In the records that follow, find each line with the word "urtheile" and copy it.
--- Exercise data Enclosed Below ---
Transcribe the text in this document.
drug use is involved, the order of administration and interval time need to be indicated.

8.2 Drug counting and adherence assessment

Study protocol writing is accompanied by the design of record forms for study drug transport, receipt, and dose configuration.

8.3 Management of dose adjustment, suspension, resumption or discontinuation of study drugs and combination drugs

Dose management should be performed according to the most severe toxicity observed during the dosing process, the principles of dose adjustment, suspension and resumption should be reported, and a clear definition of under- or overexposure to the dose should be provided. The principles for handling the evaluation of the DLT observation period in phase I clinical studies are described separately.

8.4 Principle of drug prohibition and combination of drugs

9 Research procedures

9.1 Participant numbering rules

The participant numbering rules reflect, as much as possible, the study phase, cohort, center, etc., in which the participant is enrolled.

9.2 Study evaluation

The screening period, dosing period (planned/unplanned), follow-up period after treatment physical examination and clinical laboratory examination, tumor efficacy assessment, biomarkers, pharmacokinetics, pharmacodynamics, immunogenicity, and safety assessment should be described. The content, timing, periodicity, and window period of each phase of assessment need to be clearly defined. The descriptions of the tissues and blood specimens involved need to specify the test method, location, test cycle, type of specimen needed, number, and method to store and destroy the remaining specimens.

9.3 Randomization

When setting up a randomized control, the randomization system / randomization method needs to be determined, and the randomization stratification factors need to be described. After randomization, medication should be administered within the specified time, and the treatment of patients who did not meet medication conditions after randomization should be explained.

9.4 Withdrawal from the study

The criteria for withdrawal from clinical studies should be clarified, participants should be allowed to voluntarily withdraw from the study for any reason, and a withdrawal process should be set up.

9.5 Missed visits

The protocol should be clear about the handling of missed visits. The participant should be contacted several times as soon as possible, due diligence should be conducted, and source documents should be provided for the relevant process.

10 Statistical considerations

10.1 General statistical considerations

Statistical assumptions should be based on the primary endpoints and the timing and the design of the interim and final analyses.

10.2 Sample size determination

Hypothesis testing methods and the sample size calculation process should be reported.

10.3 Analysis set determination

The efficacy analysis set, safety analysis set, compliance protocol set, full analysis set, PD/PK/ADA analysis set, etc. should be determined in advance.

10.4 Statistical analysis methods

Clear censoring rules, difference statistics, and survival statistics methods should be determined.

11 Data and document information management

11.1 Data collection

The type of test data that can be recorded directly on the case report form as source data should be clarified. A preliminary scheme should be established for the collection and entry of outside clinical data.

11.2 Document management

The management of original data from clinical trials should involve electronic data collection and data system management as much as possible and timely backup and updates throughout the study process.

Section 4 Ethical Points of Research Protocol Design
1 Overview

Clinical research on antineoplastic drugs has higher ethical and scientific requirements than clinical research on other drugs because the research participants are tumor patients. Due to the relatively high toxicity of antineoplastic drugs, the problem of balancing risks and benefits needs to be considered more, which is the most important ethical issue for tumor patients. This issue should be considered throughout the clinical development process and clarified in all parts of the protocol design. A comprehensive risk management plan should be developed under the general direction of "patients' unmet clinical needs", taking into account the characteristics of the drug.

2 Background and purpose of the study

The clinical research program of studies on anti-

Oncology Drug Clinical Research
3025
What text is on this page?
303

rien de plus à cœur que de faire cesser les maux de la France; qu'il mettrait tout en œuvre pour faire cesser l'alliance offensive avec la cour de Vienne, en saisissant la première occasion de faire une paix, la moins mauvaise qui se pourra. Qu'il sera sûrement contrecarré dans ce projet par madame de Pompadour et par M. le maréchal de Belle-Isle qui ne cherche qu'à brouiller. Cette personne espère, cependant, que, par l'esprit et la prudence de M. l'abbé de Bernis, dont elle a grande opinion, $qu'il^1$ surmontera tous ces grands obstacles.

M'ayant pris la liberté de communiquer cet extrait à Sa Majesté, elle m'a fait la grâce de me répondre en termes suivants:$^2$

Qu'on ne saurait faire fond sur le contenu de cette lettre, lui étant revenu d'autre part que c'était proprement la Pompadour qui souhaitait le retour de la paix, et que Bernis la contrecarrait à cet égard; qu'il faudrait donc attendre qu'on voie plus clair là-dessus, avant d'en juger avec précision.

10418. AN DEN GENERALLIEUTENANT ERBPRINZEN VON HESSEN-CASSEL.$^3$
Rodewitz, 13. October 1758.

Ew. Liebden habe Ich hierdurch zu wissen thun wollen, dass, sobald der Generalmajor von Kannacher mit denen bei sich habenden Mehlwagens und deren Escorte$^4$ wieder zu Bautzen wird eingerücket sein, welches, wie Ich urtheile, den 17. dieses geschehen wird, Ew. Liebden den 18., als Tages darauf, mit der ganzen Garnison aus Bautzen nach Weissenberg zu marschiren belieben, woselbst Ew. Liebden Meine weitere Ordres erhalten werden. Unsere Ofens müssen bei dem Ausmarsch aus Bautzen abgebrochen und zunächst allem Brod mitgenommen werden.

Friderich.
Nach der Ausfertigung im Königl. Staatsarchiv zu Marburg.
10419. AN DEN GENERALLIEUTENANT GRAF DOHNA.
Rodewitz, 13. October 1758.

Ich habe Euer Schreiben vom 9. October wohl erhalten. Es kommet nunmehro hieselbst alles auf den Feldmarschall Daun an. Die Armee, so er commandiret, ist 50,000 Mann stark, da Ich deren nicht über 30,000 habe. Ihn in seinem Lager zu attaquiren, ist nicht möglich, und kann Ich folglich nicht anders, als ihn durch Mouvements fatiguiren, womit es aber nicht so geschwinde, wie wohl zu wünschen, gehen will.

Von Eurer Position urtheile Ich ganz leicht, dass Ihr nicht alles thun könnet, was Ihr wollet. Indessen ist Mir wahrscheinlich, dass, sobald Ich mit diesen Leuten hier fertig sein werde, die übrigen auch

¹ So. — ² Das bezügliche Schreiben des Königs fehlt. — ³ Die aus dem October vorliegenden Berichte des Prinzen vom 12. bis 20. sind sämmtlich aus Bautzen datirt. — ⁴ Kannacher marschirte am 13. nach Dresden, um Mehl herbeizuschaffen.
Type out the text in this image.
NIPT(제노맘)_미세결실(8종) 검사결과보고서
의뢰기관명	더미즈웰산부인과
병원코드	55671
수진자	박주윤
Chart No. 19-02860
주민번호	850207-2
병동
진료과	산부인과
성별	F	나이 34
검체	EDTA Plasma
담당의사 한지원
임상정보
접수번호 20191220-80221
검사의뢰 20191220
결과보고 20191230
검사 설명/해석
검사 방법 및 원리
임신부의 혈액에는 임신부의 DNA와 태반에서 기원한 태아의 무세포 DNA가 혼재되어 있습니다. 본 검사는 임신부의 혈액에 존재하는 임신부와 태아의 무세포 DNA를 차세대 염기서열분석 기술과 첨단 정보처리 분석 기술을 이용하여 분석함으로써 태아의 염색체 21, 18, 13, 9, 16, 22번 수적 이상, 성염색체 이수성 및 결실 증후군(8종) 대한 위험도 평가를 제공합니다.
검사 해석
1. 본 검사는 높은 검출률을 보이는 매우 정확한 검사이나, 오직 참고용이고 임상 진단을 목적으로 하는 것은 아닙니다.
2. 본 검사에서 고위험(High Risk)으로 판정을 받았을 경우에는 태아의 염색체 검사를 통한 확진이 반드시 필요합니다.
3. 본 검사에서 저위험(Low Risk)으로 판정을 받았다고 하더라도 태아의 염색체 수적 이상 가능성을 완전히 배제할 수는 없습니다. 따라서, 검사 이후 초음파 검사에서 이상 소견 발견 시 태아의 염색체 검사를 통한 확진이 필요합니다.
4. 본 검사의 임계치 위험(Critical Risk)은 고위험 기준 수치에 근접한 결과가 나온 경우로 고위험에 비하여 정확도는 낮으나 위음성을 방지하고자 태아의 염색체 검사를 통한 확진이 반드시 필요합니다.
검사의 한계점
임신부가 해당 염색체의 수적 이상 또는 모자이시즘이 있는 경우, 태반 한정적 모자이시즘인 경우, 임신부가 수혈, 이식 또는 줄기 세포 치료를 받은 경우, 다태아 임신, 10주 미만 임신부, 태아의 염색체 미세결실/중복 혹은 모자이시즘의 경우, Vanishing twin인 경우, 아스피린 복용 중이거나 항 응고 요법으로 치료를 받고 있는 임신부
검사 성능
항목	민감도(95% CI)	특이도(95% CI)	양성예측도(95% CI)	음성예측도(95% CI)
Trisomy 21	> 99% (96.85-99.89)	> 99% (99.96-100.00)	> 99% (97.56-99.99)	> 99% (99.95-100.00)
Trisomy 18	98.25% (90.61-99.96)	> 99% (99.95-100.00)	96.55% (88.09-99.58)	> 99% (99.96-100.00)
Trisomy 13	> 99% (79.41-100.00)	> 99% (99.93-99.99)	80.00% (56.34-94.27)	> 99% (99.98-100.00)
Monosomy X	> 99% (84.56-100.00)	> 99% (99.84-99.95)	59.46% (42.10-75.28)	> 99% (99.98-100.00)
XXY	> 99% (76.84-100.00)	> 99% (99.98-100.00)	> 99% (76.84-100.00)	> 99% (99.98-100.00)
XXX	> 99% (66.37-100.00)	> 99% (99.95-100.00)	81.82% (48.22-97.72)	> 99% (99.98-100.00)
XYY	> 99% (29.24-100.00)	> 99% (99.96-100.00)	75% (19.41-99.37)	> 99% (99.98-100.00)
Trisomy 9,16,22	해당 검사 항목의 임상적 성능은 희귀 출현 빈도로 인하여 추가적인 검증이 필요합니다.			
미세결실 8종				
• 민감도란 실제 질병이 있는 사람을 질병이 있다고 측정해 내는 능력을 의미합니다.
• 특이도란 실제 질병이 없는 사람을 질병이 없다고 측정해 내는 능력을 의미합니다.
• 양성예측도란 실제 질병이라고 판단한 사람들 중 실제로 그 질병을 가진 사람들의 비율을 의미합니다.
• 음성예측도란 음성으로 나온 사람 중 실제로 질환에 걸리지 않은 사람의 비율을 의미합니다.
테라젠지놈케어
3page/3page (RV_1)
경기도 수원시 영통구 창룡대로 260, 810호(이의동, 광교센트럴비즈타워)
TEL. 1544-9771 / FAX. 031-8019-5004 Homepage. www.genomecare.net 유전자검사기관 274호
--- End of Enclosed Exercise data ---
Answer box:
Ew. Liebden habe Ich hierdurch zu wissen thun wollen, dass, sobald der Generalmajor von Kannacher mit denen bei sich habenden Mehlwagens und deren Escorte$^4$ wieder zu Bautzen wird eingerücket sein, welches, wie Ich urtheile, den 17. dieses geschehen wird, Ew. Liebden den 18., als Tages darauf, mit der ganzen Garnison aus Bautzen nach Weissenberg zu marschiren belieben, woselbst Ew. Liebden Meine weitere Ordres erhalten werden. Unsere Ofens müssen bei dem Ausmarsch aus Bautzen abgebrochen und zunächst allem Brod mitgenommen werden.
Von Eurer Position urtheile Ich ganz leicht, dass Ihr nicht alles thun könnet, was Ihr wollet. Indessen ist Mir wahrscheinlich, dass, sobald Ich mit diesen Leuten hier fertig sein werde, die übrigen auch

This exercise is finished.